Extracted records:

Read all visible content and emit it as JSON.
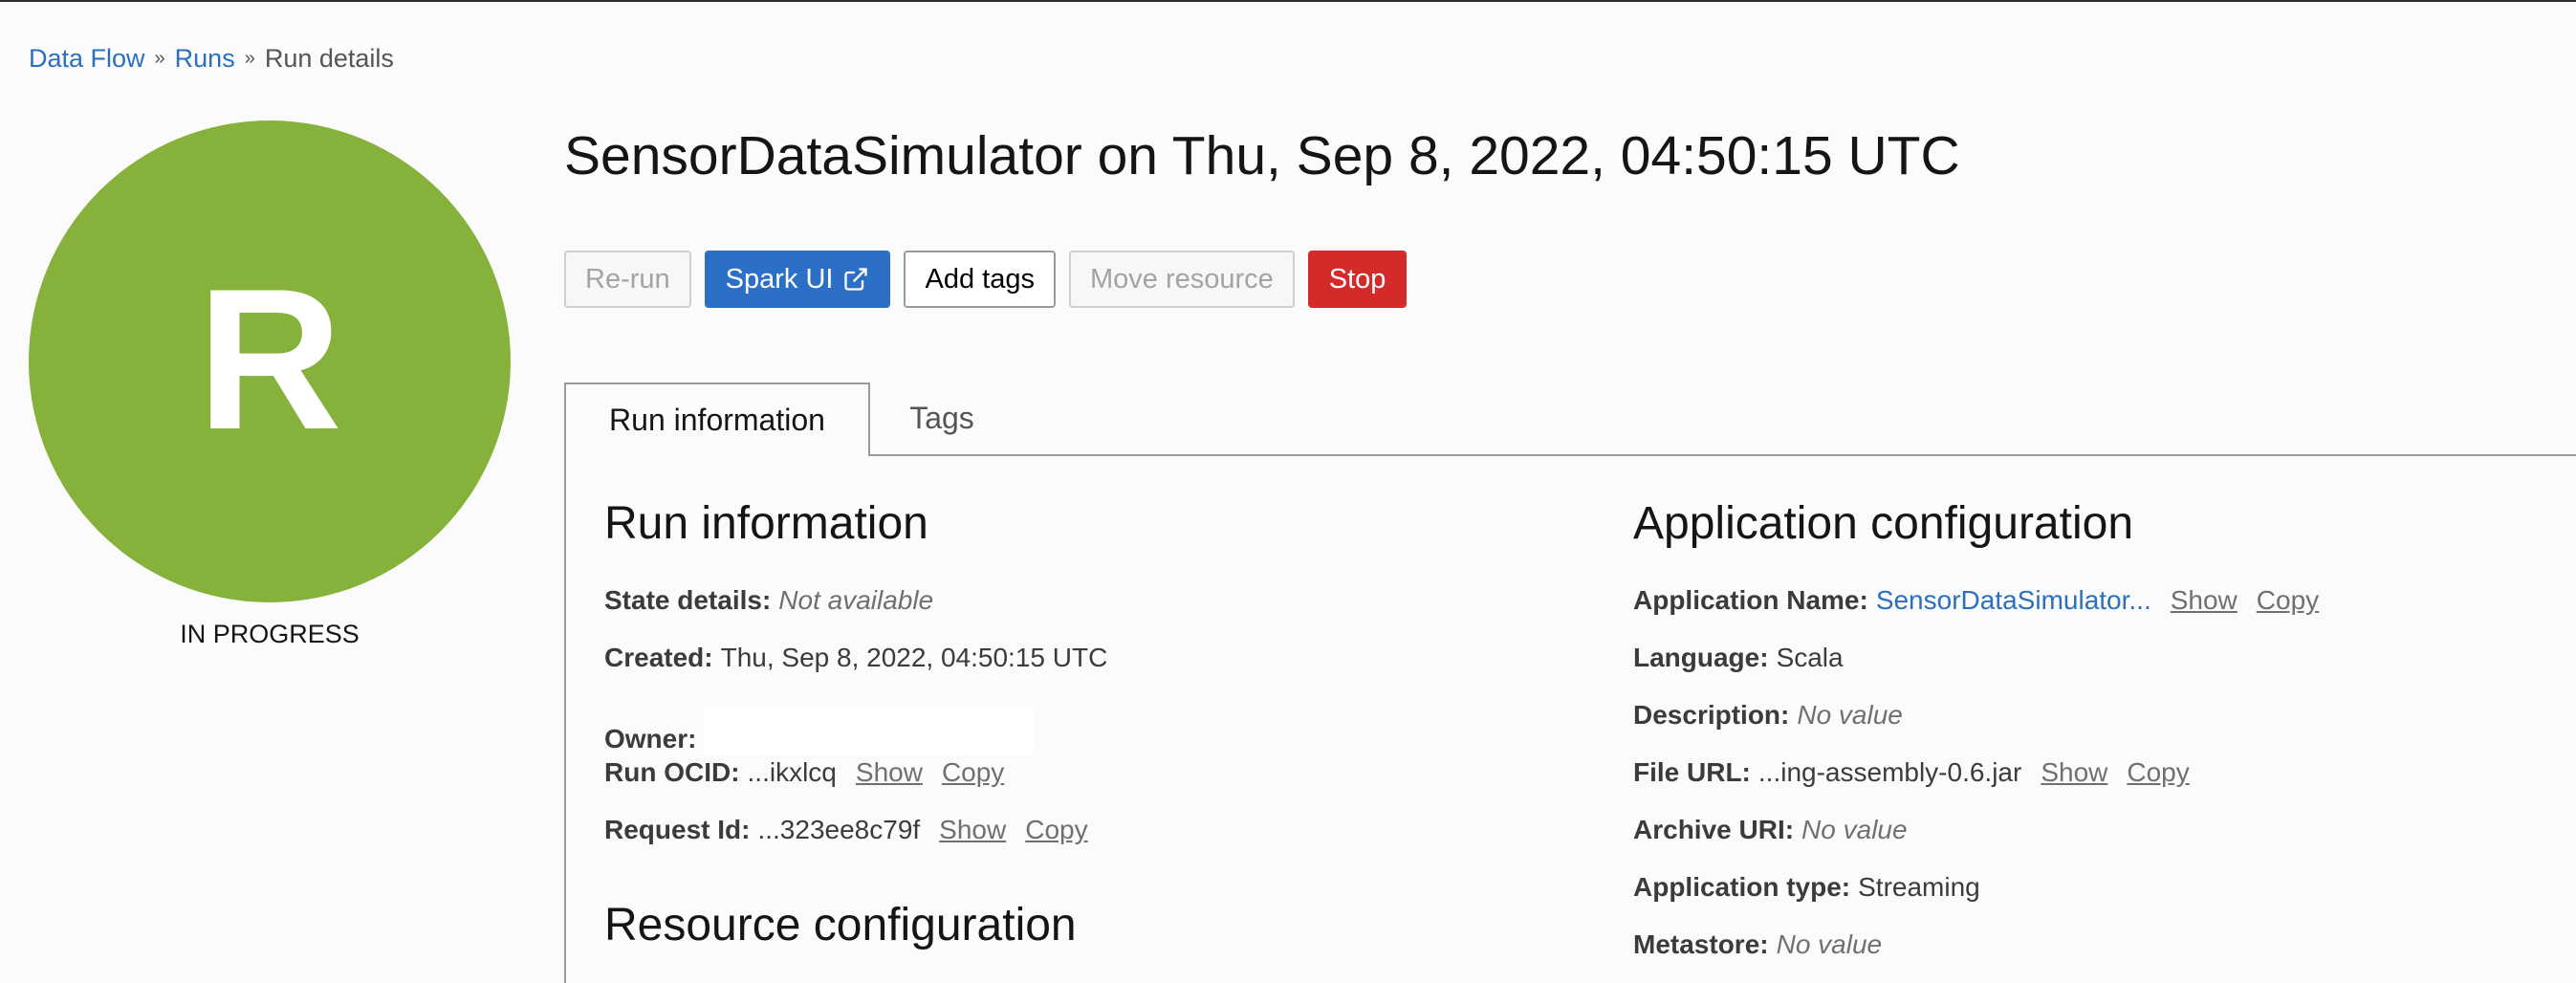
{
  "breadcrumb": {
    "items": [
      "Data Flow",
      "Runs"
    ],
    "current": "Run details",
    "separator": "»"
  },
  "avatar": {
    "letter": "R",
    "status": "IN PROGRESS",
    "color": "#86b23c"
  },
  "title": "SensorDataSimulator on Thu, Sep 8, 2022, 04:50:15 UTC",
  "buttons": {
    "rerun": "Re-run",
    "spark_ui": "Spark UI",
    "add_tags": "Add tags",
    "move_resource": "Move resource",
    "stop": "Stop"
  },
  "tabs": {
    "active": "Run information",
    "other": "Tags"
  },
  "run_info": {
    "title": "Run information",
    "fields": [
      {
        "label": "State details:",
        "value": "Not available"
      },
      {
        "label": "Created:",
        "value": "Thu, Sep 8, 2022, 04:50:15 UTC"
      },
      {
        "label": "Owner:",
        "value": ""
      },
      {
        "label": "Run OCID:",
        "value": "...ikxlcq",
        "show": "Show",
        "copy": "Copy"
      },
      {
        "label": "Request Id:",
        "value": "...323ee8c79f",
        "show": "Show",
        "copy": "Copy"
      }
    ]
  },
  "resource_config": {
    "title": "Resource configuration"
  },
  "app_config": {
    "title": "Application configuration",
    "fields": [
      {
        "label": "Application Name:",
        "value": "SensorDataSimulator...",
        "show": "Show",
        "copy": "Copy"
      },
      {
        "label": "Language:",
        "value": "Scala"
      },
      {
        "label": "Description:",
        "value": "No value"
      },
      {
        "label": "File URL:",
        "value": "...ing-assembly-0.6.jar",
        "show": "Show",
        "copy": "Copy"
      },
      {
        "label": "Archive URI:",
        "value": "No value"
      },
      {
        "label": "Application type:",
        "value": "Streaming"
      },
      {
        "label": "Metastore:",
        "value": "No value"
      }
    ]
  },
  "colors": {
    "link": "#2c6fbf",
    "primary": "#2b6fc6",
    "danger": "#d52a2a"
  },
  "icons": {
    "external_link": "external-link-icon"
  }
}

WHAT IS NEEDED: Write the entries above out in full, exactly, with no images.

WORKED ANSWER:
Read all visible content and emit it as JSON.
{
  "breadcrumb": {
    "items": [
      "Data Flow",
      "Runs"
    ],
    "current": "Run details",
    "separator": "»"
  },
  "avatar": {
    "letter": "R",
    "status": "IN PROGRESS",
    "color": "#86b23c"
  },
  "title": "SensorDataSimulator on Thu, Sep 8, 2022, 04:50:15 UTC",
  "buttons": {
    "rerun": "Re-run",
    "spark_ui": "Spark UI",
    "add_tags": "Add tags",
    "move_resource": "Move resource",
    "stop": "Stop"
  },
  "tabs": {
    "active": "Run information",
    "other": "Tags"
  },
  "run_info": {
    "title": "Run information",
    "fields": [
      {
        "label": "State details:",
        "value": "Not available"
      },
      {
        "label": "Created:",
        "value": "Thu, Sep 8, 2022, 04:50:15 UTC"
      },
      {
        "label": "Owner:",
        "value": ""
      },
      {
        "label": "Run OCID:",
        "value": "...ikxlcq",
        "show": "Show",
        "copy": "Copy"
      },
      {
        "label": "Request Id:",
        "value": "...323ee8c79f",
        "show": "Show",
        "copy": "Copy"
      }
    ]
  },
  "resource_config": {
    "title": "Resource configuration"
  },
  "app_config": {
    "title": "Application configuration",
    "fields": [
      {
        "label": "Application Name:",
        "value": "SensorDataSimulator...",
        "show": "Show",
        "copy": "Copy"
      },
      {
        "label": "Language:",
        "value": "Scala"
      },
      {
        "label": "Description:",
        "value": "No value"
      },
      {
        "label": "File URL:",
        "value": "...ing-assembly-0.6.jar",
        "show": "Show",
        "copy": "Copy"
      },
      {
        "label": "Archive URI:",
        "value": "No value"
      },
      {
        "label": "Application type:",
        "value": "Streaming"
      },
      {
        "label": "Metastore:",
        "value": "No value"
      }
    ]
  },
  "colors": {
    "link": "#2c6fbf",
    "primary": "#2b6fc6",
    "danger": "#d52a2a"
  },
  "icons": {
    "external_link": "external-link-icon"
  }
}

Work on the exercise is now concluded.